[Quoted passage start]

My memories of the Springfield Dominicans still form the foundation for my life and ministry. They helped me to make the connection and friendship with the Dominican Sisters of Mission San Jose here in California. I am sure that I have left some names out, but this writing is both a work of love and stream of consciousness!
MISCELLANEOUS SPECIAL MEMORIES
I was asked to help (as an eighth grader) to direct traffic at the motherhouse when the departure celebration was held for the sisters who were missioned to Peru; and at about that same time, to help again with traffic for the funeral of Mother Ceslaus O’Connor, who, born in 1872, was certainly a link to the pioneer sisters.
During our grade school years it was also special when the sisters would come out to the playground with us during lunch hour to play basketball and “four square”! I remember especially Sr. Maristella Dunlevy and Sister Mary Judine Hilbing from St. Agnes and Sr. Mary Francella Vyvermann and Sister M. Phelan from St. Patrick’s!
In more recent years, when I was still in Springfield, those of us who were Griffin alumni would get together for lunch once a month. Occasionally we would meet at Henry Manci’s tavern (a graduate of Little Flower, I believe.)
One occasion we were joined by Sister Mary Paulettta Overbeck who had been principal for a number of years at Little Flower. You could imagine the reaction when Sister Pauletta and I walked into Henry’s tavern at the same time!

[Quoted passage end]
[Dataset rows start]

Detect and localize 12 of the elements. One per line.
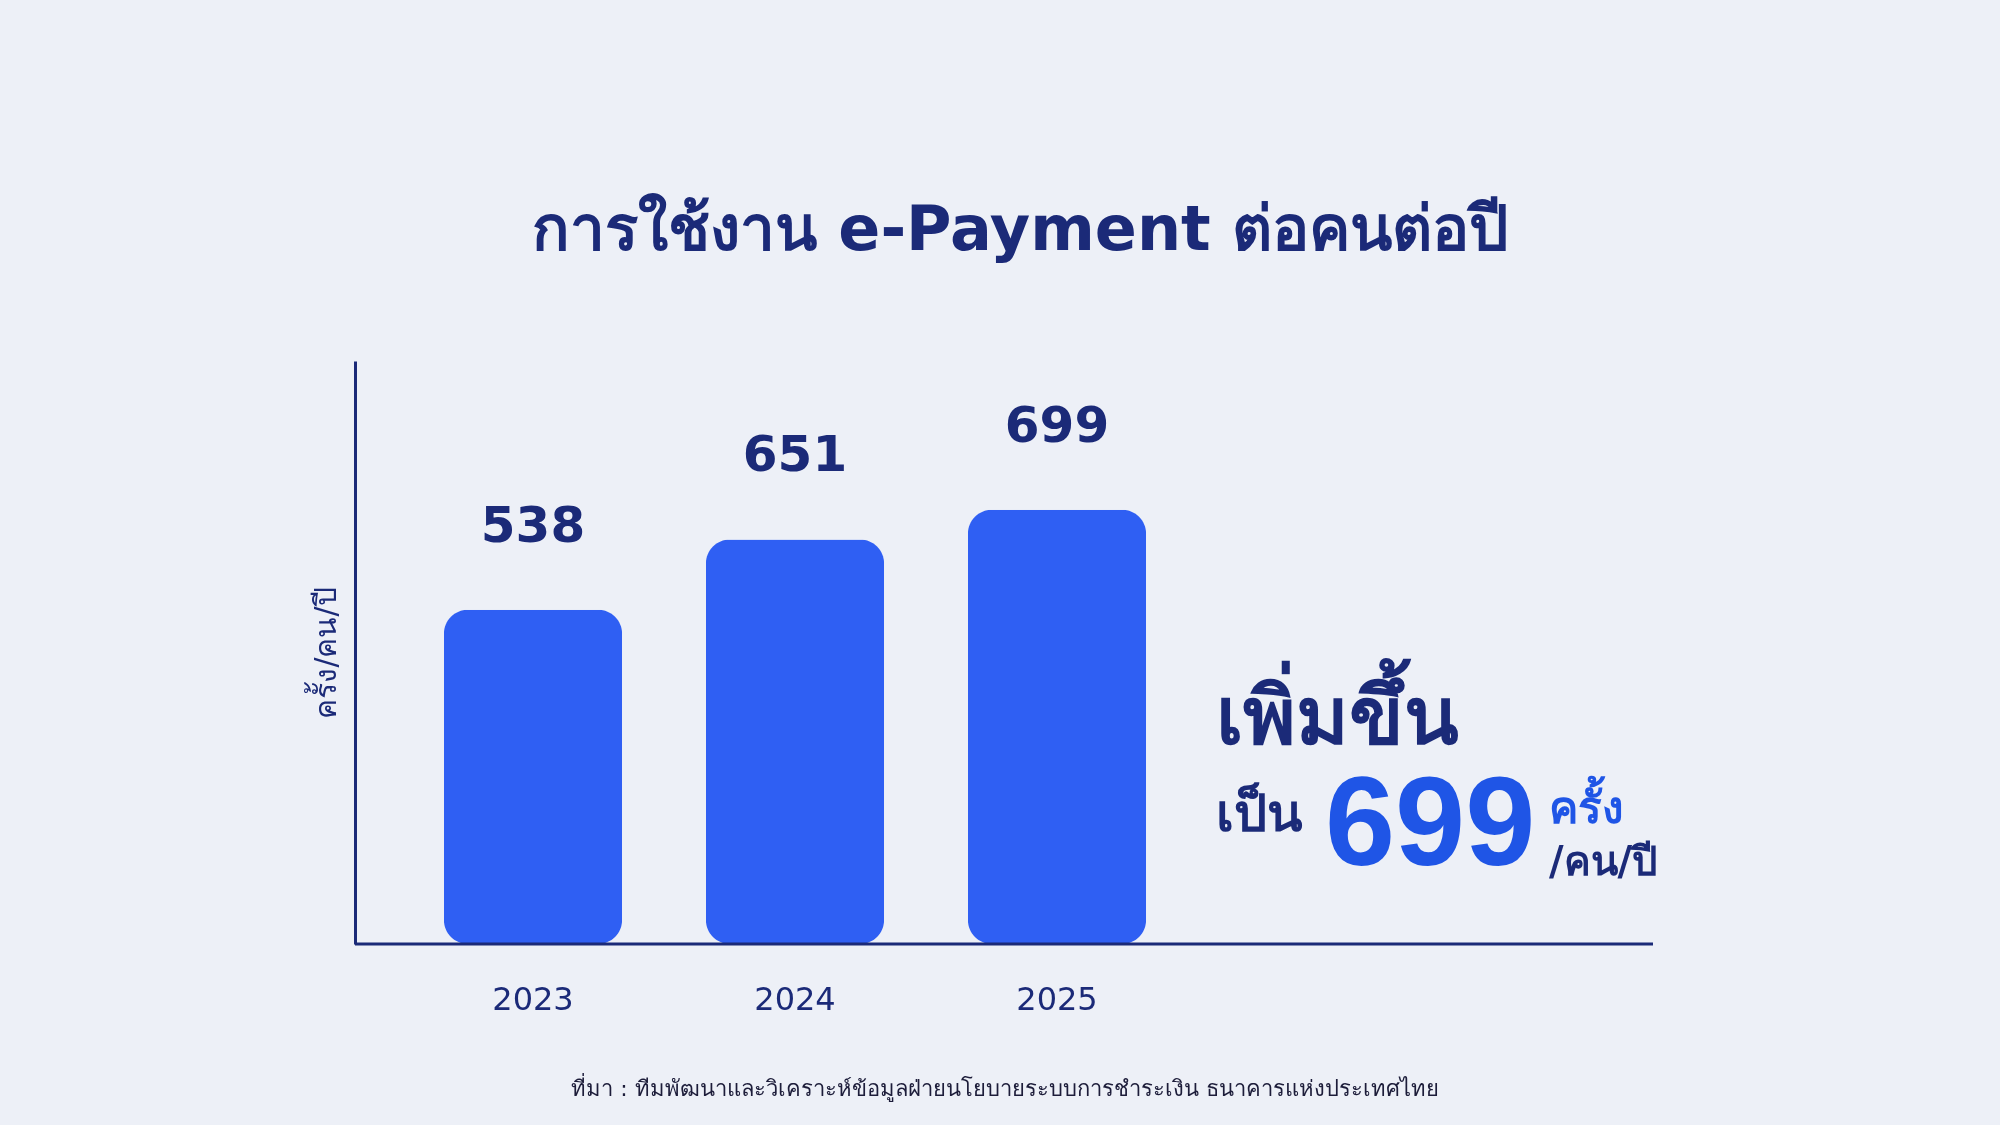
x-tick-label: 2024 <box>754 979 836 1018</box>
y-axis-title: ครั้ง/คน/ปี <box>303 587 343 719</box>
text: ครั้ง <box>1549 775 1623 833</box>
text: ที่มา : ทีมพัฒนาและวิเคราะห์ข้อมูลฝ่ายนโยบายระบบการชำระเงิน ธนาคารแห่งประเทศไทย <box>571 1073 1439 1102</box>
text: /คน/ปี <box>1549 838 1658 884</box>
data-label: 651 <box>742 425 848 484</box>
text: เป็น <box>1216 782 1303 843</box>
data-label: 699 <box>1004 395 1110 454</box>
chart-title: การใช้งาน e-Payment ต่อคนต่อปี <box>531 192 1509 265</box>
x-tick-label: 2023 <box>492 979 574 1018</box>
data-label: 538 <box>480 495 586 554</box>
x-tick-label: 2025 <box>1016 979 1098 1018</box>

[Dataset rows end]
[Dataset rows start]

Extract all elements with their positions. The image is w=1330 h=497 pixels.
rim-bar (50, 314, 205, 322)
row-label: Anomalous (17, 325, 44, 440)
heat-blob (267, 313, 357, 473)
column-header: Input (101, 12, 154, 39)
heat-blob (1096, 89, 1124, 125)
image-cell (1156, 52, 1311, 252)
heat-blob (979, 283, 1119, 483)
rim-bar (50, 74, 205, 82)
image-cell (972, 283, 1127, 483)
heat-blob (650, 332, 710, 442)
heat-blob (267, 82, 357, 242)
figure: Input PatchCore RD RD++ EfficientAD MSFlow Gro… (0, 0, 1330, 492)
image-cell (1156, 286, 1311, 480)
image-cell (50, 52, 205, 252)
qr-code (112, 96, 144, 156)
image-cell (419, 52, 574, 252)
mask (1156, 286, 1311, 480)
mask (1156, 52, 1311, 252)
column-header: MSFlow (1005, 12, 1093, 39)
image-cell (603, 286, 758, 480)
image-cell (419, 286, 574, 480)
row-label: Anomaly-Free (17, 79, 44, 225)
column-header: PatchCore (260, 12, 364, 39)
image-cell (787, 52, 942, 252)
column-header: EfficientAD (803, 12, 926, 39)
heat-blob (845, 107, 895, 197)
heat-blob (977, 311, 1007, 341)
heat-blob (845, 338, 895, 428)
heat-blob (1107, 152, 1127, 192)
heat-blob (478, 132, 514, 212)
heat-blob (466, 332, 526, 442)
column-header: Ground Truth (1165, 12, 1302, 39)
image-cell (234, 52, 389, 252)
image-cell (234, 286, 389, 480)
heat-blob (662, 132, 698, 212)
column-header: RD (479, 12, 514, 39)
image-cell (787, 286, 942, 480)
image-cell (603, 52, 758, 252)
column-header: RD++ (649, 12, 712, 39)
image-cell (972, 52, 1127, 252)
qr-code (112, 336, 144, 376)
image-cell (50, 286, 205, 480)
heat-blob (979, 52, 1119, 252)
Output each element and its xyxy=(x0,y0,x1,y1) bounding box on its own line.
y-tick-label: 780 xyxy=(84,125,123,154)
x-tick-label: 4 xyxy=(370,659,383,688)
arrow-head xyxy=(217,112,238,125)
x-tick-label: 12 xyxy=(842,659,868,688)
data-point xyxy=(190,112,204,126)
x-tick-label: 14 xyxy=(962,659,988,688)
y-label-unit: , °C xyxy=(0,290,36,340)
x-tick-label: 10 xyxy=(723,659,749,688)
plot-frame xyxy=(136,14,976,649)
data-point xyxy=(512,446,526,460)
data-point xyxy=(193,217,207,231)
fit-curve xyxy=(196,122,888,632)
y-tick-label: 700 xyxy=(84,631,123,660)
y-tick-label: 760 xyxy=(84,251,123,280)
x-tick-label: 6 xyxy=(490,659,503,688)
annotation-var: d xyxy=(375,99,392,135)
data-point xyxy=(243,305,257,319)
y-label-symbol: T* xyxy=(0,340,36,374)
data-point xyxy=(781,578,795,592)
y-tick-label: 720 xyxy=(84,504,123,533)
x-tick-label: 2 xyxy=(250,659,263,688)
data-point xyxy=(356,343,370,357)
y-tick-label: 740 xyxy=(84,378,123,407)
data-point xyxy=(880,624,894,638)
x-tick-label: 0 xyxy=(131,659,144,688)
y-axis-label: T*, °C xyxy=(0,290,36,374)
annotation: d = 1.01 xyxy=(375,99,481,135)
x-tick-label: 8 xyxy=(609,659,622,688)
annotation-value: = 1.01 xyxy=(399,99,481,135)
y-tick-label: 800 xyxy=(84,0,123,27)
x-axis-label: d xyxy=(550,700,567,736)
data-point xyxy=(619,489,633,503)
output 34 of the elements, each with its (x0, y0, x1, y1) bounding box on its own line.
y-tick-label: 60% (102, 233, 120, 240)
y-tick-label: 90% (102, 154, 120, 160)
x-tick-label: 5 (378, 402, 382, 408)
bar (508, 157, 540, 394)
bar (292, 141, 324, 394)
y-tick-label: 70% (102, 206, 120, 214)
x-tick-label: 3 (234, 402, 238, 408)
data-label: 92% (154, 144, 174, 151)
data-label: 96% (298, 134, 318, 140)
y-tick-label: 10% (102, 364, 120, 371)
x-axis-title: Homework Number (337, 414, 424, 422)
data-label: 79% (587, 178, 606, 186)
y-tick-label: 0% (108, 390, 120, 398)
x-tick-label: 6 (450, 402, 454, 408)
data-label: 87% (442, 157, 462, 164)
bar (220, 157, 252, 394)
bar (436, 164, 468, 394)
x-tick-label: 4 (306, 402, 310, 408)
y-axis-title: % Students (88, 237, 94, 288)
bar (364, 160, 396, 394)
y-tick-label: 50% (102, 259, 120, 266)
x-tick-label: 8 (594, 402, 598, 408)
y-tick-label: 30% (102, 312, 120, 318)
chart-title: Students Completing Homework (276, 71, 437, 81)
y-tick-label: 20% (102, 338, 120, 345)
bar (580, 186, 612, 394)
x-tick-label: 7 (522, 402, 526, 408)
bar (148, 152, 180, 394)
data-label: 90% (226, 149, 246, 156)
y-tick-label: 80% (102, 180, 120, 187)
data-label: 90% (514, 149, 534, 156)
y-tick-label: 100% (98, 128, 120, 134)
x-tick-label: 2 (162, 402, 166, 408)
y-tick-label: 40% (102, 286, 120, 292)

[Dataset rows end]
[Dataset rows start]

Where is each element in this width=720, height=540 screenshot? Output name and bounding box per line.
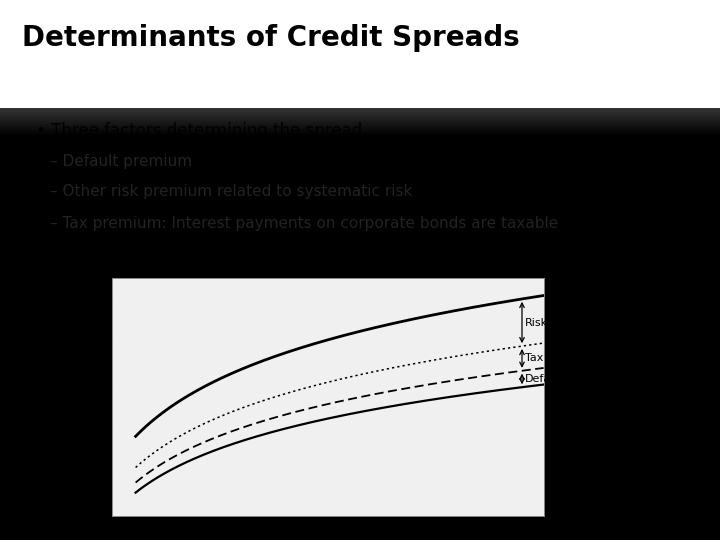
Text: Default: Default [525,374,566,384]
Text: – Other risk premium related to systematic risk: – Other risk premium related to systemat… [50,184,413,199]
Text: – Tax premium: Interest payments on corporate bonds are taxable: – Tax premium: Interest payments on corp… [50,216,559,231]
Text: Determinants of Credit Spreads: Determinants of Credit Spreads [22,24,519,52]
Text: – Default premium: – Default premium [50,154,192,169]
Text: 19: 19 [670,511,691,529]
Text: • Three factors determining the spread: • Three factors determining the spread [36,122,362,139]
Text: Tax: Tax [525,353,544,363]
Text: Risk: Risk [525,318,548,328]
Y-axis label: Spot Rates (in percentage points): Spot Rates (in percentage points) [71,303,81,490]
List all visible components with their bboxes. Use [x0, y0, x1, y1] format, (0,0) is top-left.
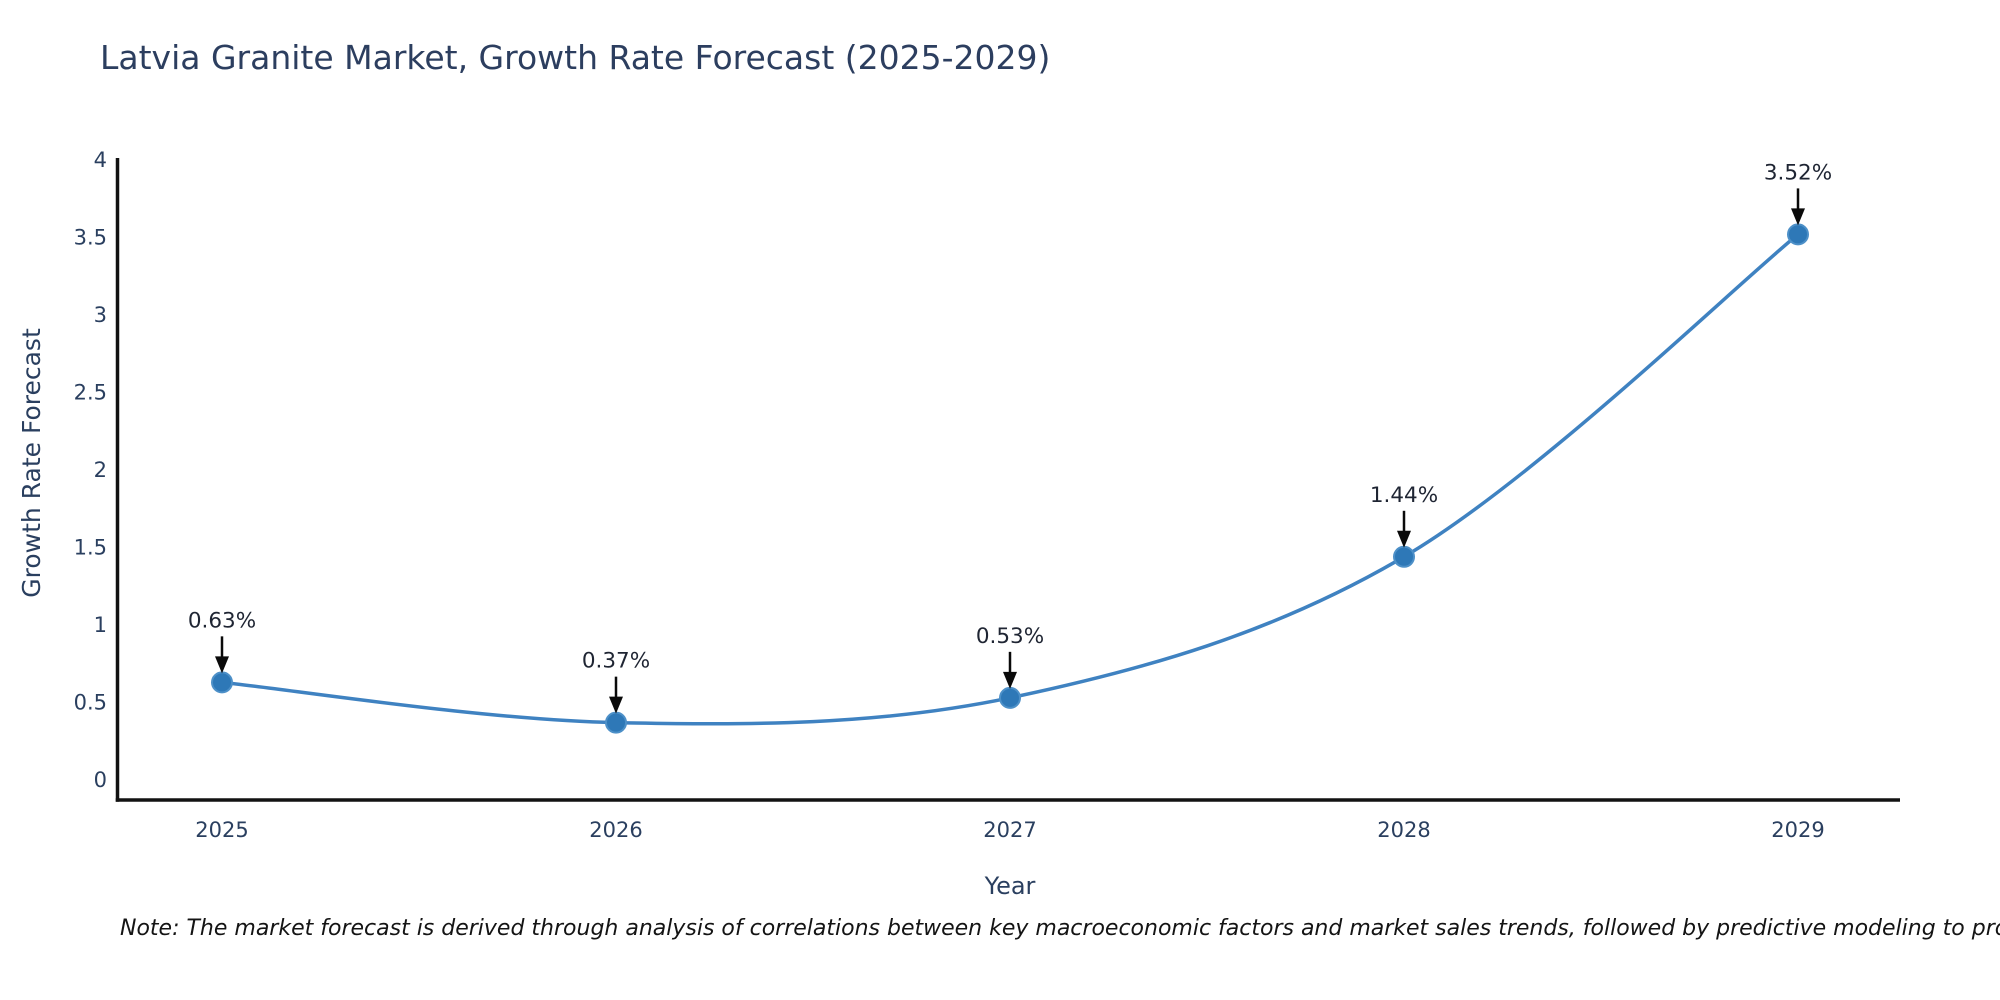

[Dataset rows end]

# To be done
1. Please answer these from the memoir about the Springfield Dominicans, one line each:
(a) In what year was Mother Ceslaus O'Connor born?
(b) What two games did the sisters play with the students on the playground during lunch hour?
(c) How often did the Griffin alumni meet for lunch?
2. Carry on the memoir about the Springfield Dominicans, starting right after its final sentence.

# Answers
1.
(a) 1872
(b) Basketball and "four square"
(c) Once a month

2.
Our years visiting my aunt, with my family, at St. Patrick’s in Springfield, I came to know long time community members Sister Mary Eugene Smith, Sister Mary Serena Connolly and Sister Mary Magdalen [don’t know last name] and our family visits were always a lot of fun with them. I also began my piano lessons with my Aunt at St. Patrick’s at the Convent on Saturday mornings. And I even learned my first words in Spanish from my fourth grader teacher at St. Agnes in Springfield,
Sister Mary Chrysostom Brady taught us how to say “Bounce the ball three times” in Spanish which I still remember (and use) to this day! She was, I understand a niece to Sister Mary Paul Brady.
I also understand that she later returned to her baptismal name as Sister Patricia Brady when teaching at Marian High School in Chicago, and later left the community.
I would like to conclude with some words of Mother Jeremiah and the beginning of the Community’s 100th anniversary.
“We thank him for all things–all the joys and all the sorrows. In this Eucharistic celebration honoring His Mother, we offer our love, our praise and our Thanksgiving in union with the infinite love, praise and thanksgiving offered by God-made-man, and we ask God to let us see His light so that we can walk in His spirit. Let us pray that each of us can imitate Mary’s openness to the Spirit of God. Because of this openness she was able to bring Christ to the world. We ask that by our openness to the same Spirit each of us may bring Christ into our own hearts and to those whose lives we touch.”
These words are meaningful for all of us today, in life and ministry. I am certain that I can say thank you on behalf of all of us of my generation who were taught by the Springfield Dominican Sisters.
With great love and thanks,
+Kevin Vann
Father John Doctor, OFM
My first encounter with the Dominican Sisters of Springfield was in 1983. The sisters were teaching at St. Dominic elementary school and some sisters were attending Quincy University. My encounter came about when one of the sisters sought me out for spiritual direction. This began my ongoing connection and involvement with the Dominican Sisters. I experienced firsthand the kindred spirit between Dominicans and Franciscans. We share a common calling and passion to live and to preach the gospel—to become mirrors reflecting Jesus Christ in word and action—to a wounded world.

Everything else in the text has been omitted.